Supplied data:
——————————
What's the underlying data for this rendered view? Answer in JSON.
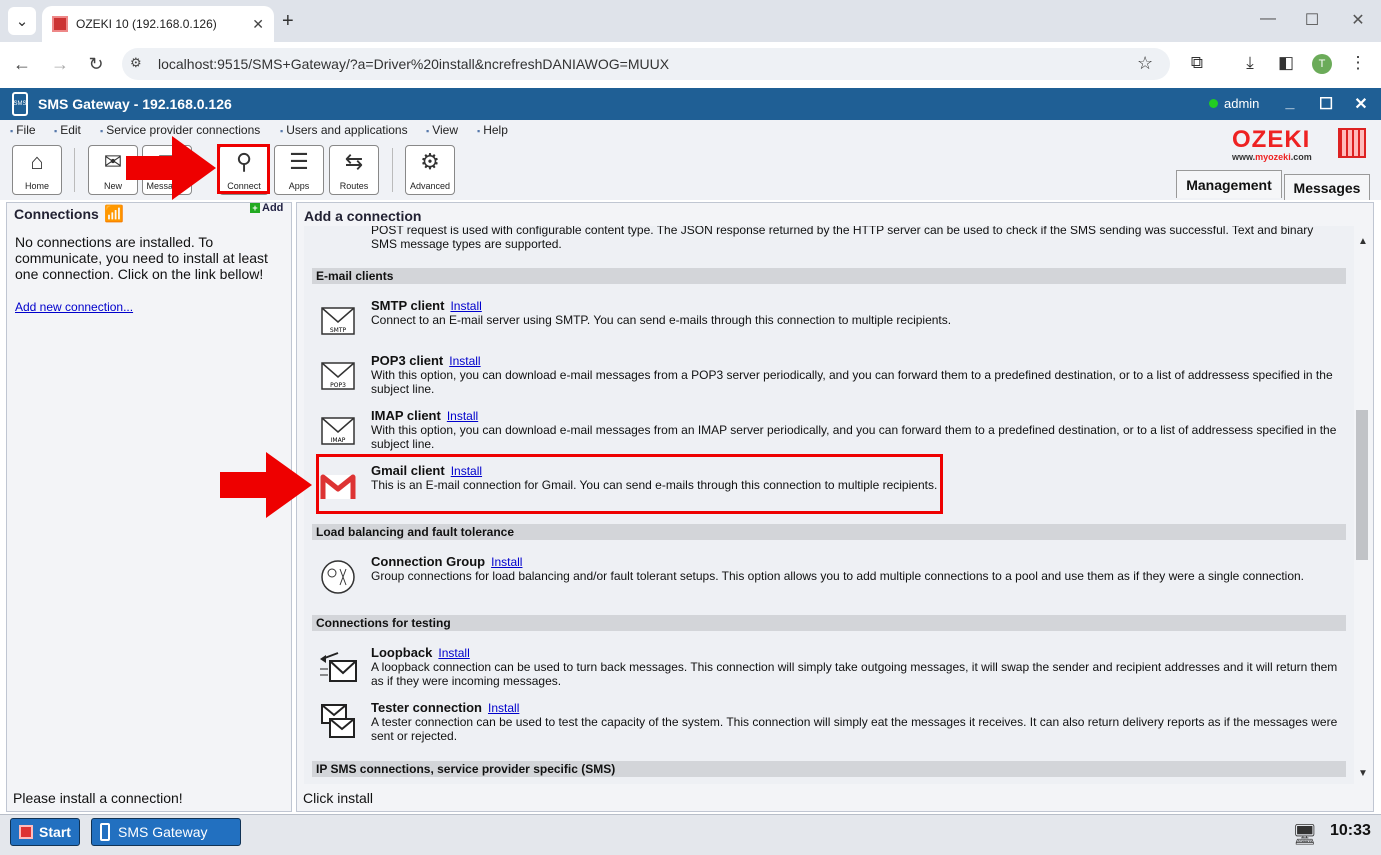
{
  "browser": {
    "tab_title": "OZEKI 10 (192.168.0.126)",
    "url": "localhost:9515/SMS+Gateway/?a=Driver%20install&ncrefreshDANIAWOG=MUUX",
    "avatar_letter": "T"
  },
  "app": {
    "title": "SMS Gateway - 192.168.0.126",
    "user": "admin",
    "menu": [
      "File",
      "Edit",
      "Service provider connections",
      "Users and applications",
      "View",
      "Help"
    ],
    "logo_text": "OZEKI",
    "logo_sub_prefix": "www.",
    "logo_sub_brand": "myozeki",
    "logo_sub_suffix": ".com",
    "toolbar": {
      "home": "Home",
      "new": "New",
      "messages": "Messages",
      "connect": "Connect",
      "apps": "Apps",
      "routes": "Routes",
      "advanced": "Advanced"
    },
    "tabs": {
      "management": "Management",
      "messages": "Messages"
    }
  },
  "left_panel": {
    "title": "Connections",
    "add": "Add",
    "message": "No connections are installed. To communicate, you need to install at least one connection. Click on the link bellow!",
    "link": "Add new connection...",
    "status": "Please install a connection!"
  },
  "right_panel": {
    "title": "Add a connection",
    "status": "Click install",
    "top_cut_text_1": "POST request is used with configurable content type. The JSON response returned by the HTTP server can be used to check if the SMS sending was successful. Text and binary",
    "top_cut_text_2": "SMS message types are supported.",
    "install_label": "Install",
    "sections": {
      "email": "E-mail clients",
      "lb": "Load balancing and fault tolerance",
      "testing": "Connections for testing",
      "ip": "IP SMS connections, service provider specific (SMS)"
    },
    "items": {
      "smtp": {
        "name": "SMTP client",
        "desc": "Connect to an E-mail server using SMTP. You can send e-mails through this connection to multiple recipients."
      },
      "pop3": {
        "name": "POP3 client",
        "desc": "With this option, you can download e-mail messages from a POP3 server periodically, and you can forward them to a predefined destination, or to a list of addressess specified in the subject line."
      },
      "imap": {
        "name": "IMAP client",
        "desc": "With this option, you can download e-mail messages from an IMAP server periodically, and you can forward them to a predefined destination, or to a list of addressess specified in the subject line."
      },
      "gmail": {
        "name": "Gmail client",
        "desc": "This is an E-mail connection for Gmail. You can send e-mails through this connection to multiple recipients."
      },
      "group": {
        "name": "Connection Group",
        "desc": "Group connections for load balancing and/or fault tolerant setups. This option allows you to add multiple connections to a pool and use them as if they were a single connection."
      },
      "loopback": {
        "name": "Loopback",
        "desc": "A loopback connection can be used to turn back messages. This connection will simply take outgoing messages, it will swap the sender and recipient addresses and it will return them as if they were incoming messages."
      },
      "tester": {
        "name": "Tester connection",
        "desc": "A tester connection can be used to test the capacity of the system. This connection will simply eat the messages it receives. It can also return delivery reports as if the messages were sent or rejected."
      }
    },
    "icon_labels": {
      "smtp": "SMTP",
      "pop3": "POP3",
      "imap": "IMAP"
    }
  },
  "taskbar": {
    "start": "Start",
    "app": "SMS Gateway",
    "clock": "10:33"
  },
  "colors": {
    "title_bar": "#1f5f95",
    "highlight": "#e00",
    "link": "#00c",
    "logo": "#e22"
  }
}
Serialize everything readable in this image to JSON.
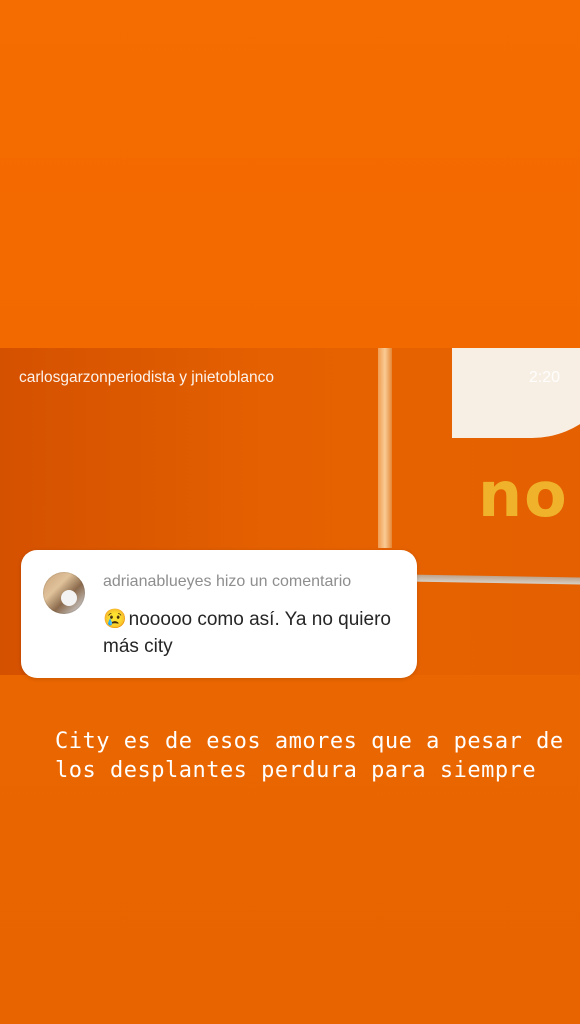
{
  "shared_post": {
    "authors": "carlosgarzonperiodista y jnietoblanco",
    "duration": "2:20",
    "video_logo_text": "no"
  },
  "comment": {
    "header": "adrianablueyes hizo un comentario",
    "emoji": "😢",
    "text": "nooooo como así. Ya no quiero más city"
  },
  "story_caption": "City es de esos amores que a pesar de los desplantes perdura para siempre",
  "colors": {
    "background": "#f26a00",
    "card": "#ffffff",
    "text_white": "#ffffff"
  }
}
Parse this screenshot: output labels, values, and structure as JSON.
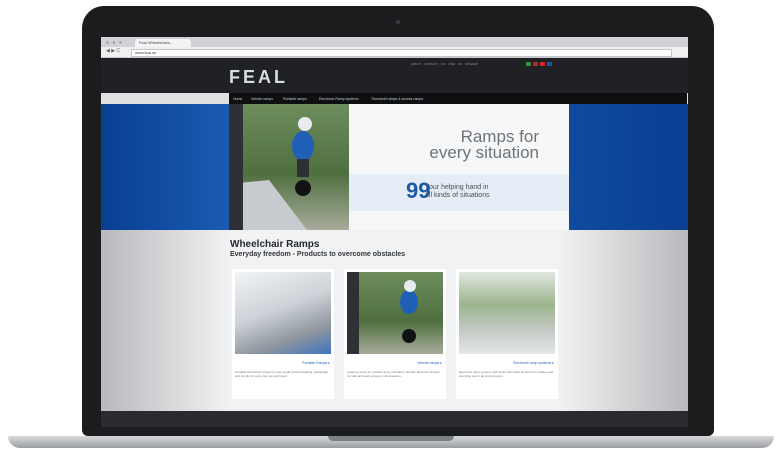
{
  "browser": {
    "window_dots": "● ● ●",
    "tab_title": "Feal Wheelchairs...",
    "nav_buttons": "◀ ▶ C",
    "url": "www.feal.se"
  },
  "header": {
    "logo": "FEAL",
    "top_links": "ABOUT  CONTACT US  FIND US  SITEMAP"
  },
  "nav": {
    "items": [
      "Home",
      "Vehicle ramps",
      "Portable ramps",
      "Electronic Ramp systems",
      "Threshold ramps & access ramps"
    ]
  },
  "hero": {
    "title_line1": "Ramps for",
    "title_line2": "every situation",
    "quote_mark": "99",
    "quote_line1": "Your helping hand in",
    "quote_line2": "all kinds of situations"
  },
  "content": {
    "heading": "Wheelchair Ramps",
    "subheading": "Everyday freedom - Products to overcome obstacles"
  },
  "cards": [
    {
      "link": "Portable Ramps ▸",
      "text": "Portable wheelchair ramps for easy loading and unloading, lightweight and sturdy for every day use and travel."
    },
    {
      "link": "Vehicle ramps ▸",
      "text": "Loading ramps for vehicles and motorbikes, durable aluminum design for safe and easy access in all situations."
    },
    {
      "link": "Electronic ramp systems ▸",
      "text": "Electronic ramp systems with smart automatic function for vehicles and everyday use in all environments."
    }
  ],
  "colors": {
    "accent": "#1a5aa8",
    "header_bg": "#202124",
    "hero_blue": "#1f66bd"
  }
}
——————————
What you will do: Retype each record exactly as it stands, but do not include the pictures.

Output for this task:
What's the underlying data for this rendered view? Answer in JSON.
{
  "browser": {
    "tab_title": "OZEKI 10 (192.168.0.126)",
    "url": "localhost:9515/SMS+Gateway/?a=Driver%20install&ncrefreshDANIAWOG=MUUX",
    "avatar_letter": "T"
  },
  "app": {
    "title": "SMS Gateway - 192.168.0.126",
    "user": "admin",
    "menu": [
      "File",
      "Edit",
      "Service provider connections",
      "Users and applications",
      "View",
      "Help"
    ],
    "logo_text": "OZEKI",
    "logo_sub_prefix": "www.",
    "logo_sub_brand": "myozeki",
    "logo_sub_suffix": ".com",
    "toolbar": {
      "home": "Home",
      "new": "New",
      "messages": "Messages",
      "connect": "Connect",
      "apps": "Apps",
      "routes": "Routes",
      "advanced": "Advanced"
    },
    "tabs": {
      "management": "Management",
      "messages": "Messages"
    }
  },
  "left_panel": {
    "title": "Connections",
    "add": "Add",
    "message": "No connections are installed. To communicate, you need to install at least one connection. Click on the link bellow!",
    "link": "Add new connection...",
    "status": "Please install a connection!"
  },
  "right_panel": {
    "title": "Add a connection",
    "status": "Click install",
    "top_cut_text_1": "POST request is used with configurable content type. The JSON response returned by the HTTP server can be used to check if the SMS sending was successful. Text and binary",
    "top_cut_text_2": "SMS message types are supported.",
    "install_label": "Install",
    "sections": {
      "email": "E-mail clients",
      "lb": "Load balancing and fault tolerance",
      "testing": "Connections for testing",
      "ip": "IP SMS connections, service provider specific (SMS)"
    },
    "items": {
      "smtp": {
        "name": "SMTP client",
        "desc": "Connect to an E-mail server using SMTP. You can send e-mails through this connection to multiple recipients."
      },
      "pop3": {
        "name": "POP3 client",
        "desc": "With this option, you can download e-mail messages from a POP3 server periodically, and you can forward them to a predefined destination, or to a list of addressess specified in the subject line."
      },
      "imap": {
        "name": "IMAP client",
        "desc": "With this option, you can download e-mail messages from an IMAP server periodically, and you can forward them to a predefined destination, or to a list of addressess specified in the subject line."
      },
      "gmail": {
        "name": "Gmail client",
        "desc": "This is an E-mail connection for Gmail. You can send e-mails through this connection to multiple recipients."
      },
      "group": {
        "name": "Connection Group",
        "desc": "Group connections for load balancing and/or fault tolerant setups. This option allows you to add multiple connections to a pool and use them as if they were a single connection."
      },
      "loopback": {
        "name": "Loopback",
        "desc": "A loopback connection can be used to turn back messages. This connection will simply take outgoing messages, it will swap the sender and recipient addresses and it will return them as if they were incoming messages."
      },
      "tester": {
        "name": "Tester connection",
        "desc": "A tester connection can be used to test the capacity of the system. This connection will simply eat the messages it receives. It can also return delivery reports as if the messages were sent or rejected."
      }
    },
    "icon_labels": {
      "smtp": "SMTP",
      "pop3": "POP3",
      "imap": "IMAP"
    }
  },
  "taskbar": {
    "start": "Start",
    "app": "SMS Gateway",
    "clock": "10:33"
  },
  "colors": {
    "title_bar": "#1f5f95",
    "highlight": "#e00",
    "link": "#00c",
    "logo": "#e22"
  }
}
Serialize everything readable in this image to JSON.
{
  "shared_post": {
    "authors": "carlosgarzonperiodista y jnietoblanco",
    "duration": "2:20",
    "video_logo_text": "no"
  },
  "comment": {
    "header": "adrianablueyes hizo un comentario",
    "emoji": "😢",
    "text": "nooooo como así. Ya no quiero más city"
  },
  "story_caption": "City es de esos amores que a pesar de los desplantes perdura para siempre",
  "colors": {
    "background": "#f26a00",
    "card": "#ffffff",
    "text_white": "#ffffff"
  }
}
Parse this screenshot: output labels, values, and structure as JSON.
{
  "browser": {
    "window_dots": "● ● ●",
    "tab_title": "Feal Wheelchairs...",
    "nav_buttons": "◀ ▶ C",
    "url": "www.feal.se"
  },
  "header": {
    "logo": "FEAL",
    "top_links": "ABOUT  CONTACT US  FIND US  SITEMAP"
  },
  "nav": {
    "items": [
      "Home",
      "Vehicle ramps",
      "Portable ramps",
      "Electronic Ramp systems",
      "Threshold ramps & access ramps"
    ]
  },
  "hero": {
    "title_line1": "Ramps for",
    "title_line2": "every situation",
    "quote_mark": "99",
    "quote_line1": "Your helping hand in",
    "quote_line2": "all kinds of situations"
  },
  "content": {
    "heading": "Wheelchair Ramps",
    "subheading": "Everyday freedom - Products to overcome obstacles"
  },
  "cards": [
    {
      "link": "Portable Ramps ▸",
      "text": "Portable wheelchair ramps for easy loading and unloading, lightweight and sturdy for every day use and travel."
    },
    {
      "link": "Vehicle ramps ▸",
      "text": "Loading ramps for vehicles and motorbikes, durable aluminum design for safe and easy access in all situations."
    },
    {
      "link": "Electronic ramp systems ▸",
      "text": "Electronic ramp systems with smart automatic function for vehicles and everyday use in all environments."
    }
  ],
  "colors": {
    "accent": "#1a5aa8",
    "header_bg": "#202124",
    "hero_blue": "#1f66bd"
  }
}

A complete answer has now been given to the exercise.